### [YOUR GOAL]
Find all lines in the listing that include the word "true", then copy them.

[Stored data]
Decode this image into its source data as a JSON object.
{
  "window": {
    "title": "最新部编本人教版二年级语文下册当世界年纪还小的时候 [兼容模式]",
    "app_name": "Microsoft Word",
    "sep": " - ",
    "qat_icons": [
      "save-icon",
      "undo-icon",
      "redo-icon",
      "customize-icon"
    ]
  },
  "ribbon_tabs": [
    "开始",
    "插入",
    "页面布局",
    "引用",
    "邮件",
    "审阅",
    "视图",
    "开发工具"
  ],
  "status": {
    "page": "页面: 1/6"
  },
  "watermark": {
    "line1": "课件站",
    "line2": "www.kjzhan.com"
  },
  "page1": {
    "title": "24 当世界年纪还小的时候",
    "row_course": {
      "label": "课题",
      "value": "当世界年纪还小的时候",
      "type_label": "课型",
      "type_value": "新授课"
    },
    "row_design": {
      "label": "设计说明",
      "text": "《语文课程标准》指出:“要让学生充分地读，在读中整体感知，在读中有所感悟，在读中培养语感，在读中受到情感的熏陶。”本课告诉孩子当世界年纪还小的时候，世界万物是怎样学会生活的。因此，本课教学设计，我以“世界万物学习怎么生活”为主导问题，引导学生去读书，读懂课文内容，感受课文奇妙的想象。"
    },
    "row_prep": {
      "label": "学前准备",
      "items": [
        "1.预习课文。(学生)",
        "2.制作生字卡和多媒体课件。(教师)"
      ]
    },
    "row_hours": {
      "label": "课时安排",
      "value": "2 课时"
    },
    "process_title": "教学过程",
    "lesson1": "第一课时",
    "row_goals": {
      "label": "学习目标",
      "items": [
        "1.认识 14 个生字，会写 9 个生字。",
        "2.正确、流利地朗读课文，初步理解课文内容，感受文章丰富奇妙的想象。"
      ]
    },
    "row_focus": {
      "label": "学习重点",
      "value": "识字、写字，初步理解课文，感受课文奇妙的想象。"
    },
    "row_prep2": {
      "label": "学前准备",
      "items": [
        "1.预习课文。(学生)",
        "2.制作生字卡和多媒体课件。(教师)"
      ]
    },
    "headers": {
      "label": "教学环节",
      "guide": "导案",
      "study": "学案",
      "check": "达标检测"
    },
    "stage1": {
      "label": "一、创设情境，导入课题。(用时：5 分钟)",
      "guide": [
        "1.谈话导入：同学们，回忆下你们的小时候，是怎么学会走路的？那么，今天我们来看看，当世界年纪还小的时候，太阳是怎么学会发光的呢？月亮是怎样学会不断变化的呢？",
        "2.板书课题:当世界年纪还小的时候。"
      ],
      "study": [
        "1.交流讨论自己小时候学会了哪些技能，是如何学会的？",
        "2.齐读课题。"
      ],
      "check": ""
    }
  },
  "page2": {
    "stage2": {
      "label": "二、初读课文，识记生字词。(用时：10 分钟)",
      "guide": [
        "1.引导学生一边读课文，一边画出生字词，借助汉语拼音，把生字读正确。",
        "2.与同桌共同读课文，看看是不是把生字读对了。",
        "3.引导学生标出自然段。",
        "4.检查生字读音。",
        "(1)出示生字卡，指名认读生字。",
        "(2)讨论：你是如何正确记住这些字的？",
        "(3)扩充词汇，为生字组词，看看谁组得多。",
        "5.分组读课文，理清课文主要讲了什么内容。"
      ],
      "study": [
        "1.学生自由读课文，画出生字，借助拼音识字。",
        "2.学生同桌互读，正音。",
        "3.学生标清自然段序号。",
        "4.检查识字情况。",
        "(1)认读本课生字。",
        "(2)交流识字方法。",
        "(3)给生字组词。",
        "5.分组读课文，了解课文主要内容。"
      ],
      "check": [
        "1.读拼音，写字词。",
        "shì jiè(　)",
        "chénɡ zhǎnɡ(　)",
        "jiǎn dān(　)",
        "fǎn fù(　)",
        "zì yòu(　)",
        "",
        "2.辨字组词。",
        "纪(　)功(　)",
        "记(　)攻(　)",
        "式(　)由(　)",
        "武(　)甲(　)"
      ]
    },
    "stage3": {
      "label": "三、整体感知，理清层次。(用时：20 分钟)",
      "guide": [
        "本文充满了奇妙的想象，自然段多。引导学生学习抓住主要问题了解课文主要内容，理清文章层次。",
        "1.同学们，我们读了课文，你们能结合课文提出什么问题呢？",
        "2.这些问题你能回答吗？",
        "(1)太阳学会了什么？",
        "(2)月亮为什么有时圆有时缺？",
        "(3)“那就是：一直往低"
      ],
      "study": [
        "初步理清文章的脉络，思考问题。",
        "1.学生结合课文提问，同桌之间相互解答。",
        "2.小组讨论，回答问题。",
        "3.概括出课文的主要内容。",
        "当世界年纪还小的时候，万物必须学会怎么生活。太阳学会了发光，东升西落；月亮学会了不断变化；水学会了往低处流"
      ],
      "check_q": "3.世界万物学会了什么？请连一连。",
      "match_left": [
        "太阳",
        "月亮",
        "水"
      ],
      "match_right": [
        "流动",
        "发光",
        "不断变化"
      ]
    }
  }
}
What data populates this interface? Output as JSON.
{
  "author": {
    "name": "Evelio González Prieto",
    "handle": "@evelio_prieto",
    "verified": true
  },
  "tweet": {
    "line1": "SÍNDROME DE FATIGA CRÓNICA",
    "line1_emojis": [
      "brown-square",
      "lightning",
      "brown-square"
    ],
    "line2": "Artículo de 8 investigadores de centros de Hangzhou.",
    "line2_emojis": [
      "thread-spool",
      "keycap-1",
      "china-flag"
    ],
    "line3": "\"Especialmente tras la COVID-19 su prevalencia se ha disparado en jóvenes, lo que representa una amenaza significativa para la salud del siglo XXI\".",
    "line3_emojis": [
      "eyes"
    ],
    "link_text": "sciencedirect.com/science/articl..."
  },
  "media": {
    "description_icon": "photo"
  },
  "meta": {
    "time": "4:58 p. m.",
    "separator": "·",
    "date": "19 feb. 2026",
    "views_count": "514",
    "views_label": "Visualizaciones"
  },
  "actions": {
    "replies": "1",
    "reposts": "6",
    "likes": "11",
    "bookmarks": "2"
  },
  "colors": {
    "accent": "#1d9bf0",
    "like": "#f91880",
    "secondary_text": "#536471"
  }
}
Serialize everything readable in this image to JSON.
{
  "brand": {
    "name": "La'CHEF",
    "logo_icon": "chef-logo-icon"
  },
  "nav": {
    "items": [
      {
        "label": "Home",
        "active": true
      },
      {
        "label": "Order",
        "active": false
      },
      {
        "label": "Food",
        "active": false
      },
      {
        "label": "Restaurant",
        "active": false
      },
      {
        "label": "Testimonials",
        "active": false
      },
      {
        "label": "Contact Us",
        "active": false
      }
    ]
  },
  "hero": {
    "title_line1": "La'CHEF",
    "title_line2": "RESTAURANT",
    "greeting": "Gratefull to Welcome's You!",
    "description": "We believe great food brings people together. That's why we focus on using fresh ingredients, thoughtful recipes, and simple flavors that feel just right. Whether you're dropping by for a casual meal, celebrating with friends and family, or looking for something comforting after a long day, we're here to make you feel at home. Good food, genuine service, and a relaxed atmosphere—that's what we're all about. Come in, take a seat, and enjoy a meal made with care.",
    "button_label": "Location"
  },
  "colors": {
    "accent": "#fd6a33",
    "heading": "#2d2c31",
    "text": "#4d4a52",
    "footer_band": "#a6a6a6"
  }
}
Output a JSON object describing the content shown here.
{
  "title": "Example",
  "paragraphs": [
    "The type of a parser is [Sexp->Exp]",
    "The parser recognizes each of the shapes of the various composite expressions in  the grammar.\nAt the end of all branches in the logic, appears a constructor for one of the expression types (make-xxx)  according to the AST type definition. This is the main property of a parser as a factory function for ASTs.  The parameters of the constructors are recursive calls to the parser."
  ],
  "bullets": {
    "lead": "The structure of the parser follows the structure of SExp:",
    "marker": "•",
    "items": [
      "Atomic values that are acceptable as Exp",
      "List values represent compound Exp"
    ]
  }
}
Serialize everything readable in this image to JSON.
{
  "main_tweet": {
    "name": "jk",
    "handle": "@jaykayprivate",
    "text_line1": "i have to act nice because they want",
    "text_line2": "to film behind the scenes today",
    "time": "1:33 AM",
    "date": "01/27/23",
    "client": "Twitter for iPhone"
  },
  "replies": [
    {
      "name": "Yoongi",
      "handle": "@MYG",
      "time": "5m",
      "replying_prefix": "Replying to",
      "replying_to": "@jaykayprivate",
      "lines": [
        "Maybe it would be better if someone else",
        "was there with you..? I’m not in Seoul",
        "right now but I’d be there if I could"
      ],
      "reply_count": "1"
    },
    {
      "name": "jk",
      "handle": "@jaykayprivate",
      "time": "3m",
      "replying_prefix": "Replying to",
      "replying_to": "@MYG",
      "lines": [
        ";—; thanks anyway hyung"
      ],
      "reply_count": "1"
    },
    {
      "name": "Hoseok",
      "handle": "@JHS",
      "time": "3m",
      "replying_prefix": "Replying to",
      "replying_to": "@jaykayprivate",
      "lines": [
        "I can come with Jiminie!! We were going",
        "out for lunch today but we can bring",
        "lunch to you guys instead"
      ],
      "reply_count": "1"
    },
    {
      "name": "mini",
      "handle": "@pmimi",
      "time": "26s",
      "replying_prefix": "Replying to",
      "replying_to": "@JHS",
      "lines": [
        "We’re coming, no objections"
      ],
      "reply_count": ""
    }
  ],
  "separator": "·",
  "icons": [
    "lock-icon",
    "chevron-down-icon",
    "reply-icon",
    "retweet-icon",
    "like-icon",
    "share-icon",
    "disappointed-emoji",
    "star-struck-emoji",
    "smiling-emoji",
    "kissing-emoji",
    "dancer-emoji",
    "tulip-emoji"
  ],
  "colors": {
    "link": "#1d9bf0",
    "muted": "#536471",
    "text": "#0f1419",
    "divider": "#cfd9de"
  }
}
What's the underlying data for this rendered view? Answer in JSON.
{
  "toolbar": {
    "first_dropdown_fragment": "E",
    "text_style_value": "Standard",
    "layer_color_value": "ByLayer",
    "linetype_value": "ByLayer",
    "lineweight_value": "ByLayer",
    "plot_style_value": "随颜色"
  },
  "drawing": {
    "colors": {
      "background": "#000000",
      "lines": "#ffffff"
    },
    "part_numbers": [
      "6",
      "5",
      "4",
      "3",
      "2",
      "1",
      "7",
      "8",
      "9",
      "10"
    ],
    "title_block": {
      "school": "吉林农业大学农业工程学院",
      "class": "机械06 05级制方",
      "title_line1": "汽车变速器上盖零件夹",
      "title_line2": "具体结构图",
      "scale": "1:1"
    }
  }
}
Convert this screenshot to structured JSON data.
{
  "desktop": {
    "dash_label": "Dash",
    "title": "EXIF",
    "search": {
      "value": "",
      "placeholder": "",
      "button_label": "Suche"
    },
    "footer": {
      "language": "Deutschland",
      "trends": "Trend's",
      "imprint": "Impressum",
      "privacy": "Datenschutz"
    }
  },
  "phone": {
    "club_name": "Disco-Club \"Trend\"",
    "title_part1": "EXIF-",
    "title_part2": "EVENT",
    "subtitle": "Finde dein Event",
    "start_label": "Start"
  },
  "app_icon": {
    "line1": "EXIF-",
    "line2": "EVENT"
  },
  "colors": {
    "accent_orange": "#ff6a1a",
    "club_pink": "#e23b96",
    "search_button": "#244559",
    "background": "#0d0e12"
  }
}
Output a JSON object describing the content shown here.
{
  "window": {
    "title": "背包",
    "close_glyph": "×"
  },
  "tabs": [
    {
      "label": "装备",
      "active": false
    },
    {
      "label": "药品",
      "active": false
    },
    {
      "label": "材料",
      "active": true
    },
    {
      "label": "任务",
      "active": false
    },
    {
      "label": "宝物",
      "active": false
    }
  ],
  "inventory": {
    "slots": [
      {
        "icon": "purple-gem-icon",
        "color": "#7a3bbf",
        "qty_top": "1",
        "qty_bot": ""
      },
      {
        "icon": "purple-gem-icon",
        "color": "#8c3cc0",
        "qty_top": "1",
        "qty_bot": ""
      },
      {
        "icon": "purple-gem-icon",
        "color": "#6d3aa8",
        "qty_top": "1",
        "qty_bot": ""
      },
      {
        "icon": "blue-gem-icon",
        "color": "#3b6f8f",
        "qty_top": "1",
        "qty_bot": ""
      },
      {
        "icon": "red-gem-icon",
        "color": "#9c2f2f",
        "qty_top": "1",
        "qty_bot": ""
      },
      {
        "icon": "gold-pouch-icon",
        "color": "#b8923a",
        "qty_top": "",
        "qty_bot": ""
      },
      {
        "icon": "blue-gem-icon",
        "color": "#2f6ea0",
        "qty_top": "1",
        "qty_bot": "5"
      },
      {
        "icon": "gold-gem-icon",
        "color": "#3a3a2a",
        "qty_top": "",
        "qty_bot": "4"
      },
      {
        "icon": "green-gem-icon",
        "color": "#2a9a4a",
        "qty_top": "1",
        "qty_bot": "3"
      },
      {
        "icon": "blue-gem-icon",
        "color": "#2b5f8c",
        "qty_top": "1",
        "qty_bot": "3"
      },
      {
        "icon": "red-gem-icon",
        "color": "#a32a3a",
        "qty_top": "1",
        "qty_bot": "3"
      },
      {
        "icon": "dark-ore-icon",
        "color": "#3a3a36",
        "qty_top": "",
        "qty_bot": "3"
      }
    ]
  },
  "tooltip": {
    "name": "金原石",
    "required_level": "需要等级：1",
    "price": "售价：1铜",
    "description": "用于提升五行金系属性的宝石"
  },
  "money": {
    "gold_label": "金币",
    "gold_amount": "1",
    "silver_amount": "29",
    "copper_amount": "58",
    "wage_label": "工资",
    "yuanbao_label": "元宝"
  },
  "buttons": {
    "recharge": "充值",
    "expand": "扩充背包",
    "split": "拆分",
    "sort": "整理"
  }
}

### [THE RESPONSE]
    "verified": true
        "active": true
      "active": true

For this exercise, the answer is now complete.